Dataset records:
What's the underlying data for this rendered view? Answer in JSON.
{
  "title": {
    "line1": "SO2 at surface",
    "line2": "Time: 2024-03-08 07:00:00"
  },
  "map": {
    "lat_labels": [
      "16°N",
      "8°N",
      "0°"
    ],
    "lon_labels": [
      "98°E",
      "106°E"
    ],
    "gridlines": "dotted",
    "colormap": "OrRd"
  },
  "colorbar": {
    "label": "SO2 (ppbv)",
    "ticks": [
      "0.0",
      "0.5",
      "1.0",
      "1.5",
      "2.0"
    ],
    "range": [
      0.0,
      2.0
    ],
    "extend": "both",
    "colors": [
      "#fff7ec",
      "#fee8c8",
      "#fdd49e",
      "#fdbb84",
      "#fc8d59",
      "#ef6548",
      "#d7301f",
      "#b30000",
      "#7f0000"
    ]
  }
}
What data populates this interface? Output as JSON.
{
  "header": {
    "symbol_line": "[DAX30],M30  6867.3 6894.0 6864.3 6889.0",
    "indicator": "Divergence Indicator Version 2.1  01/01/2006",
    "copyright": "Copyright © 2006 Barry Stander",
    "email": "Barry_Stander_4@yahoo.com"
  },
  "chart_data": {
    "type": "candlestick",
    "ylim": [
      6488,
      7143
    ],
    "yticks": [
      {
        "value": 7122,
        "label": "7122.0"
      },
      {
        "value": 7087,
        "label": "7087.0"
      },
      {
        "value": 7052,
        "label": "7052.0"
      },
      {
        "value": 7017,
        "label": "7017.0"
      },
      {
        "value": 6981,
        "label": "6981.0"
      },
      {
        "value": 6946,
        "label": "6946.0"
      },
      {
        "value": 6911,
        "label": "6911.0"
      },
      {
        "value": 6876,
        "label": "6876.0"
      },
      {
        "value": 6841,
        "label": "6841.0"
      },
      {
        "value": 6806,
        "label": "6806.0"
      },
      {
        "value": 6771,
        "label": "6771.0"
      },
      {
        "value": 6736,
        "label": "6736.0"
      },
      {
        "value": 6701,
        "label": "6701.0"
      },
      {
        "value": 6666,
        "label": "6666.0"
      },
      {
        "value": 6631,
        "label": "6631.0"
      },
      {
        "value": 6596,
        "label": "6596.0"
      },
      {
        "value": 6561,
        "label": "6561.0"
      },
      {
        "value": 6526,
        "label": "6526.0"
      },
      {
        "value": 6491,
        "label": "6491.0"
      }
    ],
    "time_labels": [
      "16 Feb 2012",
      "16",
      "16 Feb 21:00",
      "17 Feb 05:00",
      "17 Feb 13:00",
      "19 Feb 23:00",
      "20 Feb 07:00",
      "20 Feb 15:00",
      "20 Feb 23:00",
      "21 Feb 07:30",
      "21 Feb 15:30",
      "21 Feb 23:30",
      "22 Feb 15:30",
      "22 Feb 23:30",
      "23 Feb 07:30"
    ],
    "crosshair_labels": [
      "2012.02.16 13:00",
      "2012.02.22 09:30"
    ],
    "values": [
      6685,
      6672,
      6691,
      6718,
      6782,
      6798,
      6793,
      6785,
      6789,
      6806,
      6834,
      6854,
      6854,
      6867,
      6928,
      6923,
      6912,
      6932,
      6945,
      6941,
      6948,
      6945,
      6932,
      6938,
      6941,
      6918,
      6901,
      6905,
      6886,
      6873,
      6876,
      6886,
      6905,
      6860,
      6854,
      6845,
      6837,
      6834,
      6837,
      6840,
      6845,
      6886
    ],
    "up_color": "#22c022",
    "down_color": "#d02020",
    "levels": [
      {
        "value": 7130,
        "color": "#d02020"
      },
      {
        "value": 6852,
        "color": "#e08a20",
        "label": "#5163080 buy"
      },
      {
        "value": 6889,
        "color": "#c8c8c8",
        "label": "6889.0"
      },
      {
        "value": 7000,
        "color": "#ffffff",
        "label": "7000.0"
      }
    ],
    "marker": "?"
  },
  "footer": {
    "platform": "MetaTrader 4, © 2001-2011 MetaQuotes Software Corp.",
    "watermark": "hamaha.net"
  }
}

Short exercise:
In the records above, find each line that holds the word "JSON"; copy all such lines.

Full solution:
What's the underlying data for this rendered view? Answer in JSON.
What data populates this interface? Output as JSON.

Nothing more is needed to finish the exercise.